— START OF Information provided —
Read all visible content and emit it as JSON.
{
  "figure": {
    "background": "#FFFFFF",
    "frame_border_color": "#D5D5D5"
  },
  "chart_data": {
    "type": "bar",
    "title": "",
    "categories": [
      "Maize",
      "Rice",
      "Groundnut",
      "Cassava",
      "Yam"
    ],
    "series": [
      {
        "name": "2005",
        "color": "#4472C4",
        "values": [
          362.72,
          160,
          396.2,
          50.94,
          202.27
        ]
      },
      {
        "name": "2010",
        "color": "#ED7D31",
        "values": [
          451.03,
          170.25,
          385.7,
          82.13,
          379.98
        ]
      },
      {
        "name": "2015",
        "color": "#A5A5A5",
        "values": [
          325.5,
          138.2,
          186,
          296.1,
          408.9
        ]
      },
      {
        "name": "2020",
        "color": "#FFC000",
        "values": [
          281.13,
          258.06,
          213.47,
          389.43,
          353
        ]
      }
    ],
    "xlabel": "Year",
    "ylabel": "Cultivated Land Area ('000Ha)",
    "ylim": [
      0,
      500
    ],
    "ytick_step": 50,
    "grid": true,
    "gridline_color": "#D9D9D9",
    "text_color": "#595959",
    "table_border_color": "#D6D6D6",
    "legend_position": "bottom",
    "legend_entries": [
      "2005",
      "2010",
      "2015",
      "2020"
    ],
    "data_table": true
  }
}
— END OF Information provided —
To be done: Retype the records in full. Keep every line identical to the original.

Task output:
Read all visible content and emit it as JSON.
{
  "figure": {
    "background": "#FFFFFF",
    "frame_border_color": "#D5D5D5"
  },
  "chart_data": {
    "type": "bar",
    "title": "",
    "categories": [
      "Maize",
      "Rice",
      "Groundnut",
      "Cassava",
      "Yam"
    ],
    "series": [
      {
        "name": "2005",
        "color": "#4472C4",
        "values": [
          362.72,
          160,
          396.2,
          50.94,
          202.27
        ]
      },
      {
        "name": "2010",
        "color": "#ED7D31",
        "values": [
          451.03,
          170.25,
          385.7,
          82.13,
          379.98
        ]
      },
      {
        "name": "2015",
        "color": "#A5A5A5",
        "values": [
          325.5,
          138.2,
          186,
          296.1,
          408.9
        ]
      },
      {
        "name": "2020",
        "color": "#FFC000",
        "values": [
          281.13,
          258.06,
          213.47,
          389.43,
          353
        ]
      }
    ],
    "xlabel": "Year",
    "ylabel": "Cultivated Land Area ('000Ha)",
    "ylim": [
      0,
      500
    ],
    "ytick_step": 50,
    "grid": true,
    "gridline_color": "#D9D9D9",
    "text_color": "#595959",
    "table_border_color": "#D6D6D6",
    "legend_position": "bottom",
    "legend_entries": [
      "2005",
      "2010",
      "2015",
      "2020"
    ],
    "data_table": true
  }
}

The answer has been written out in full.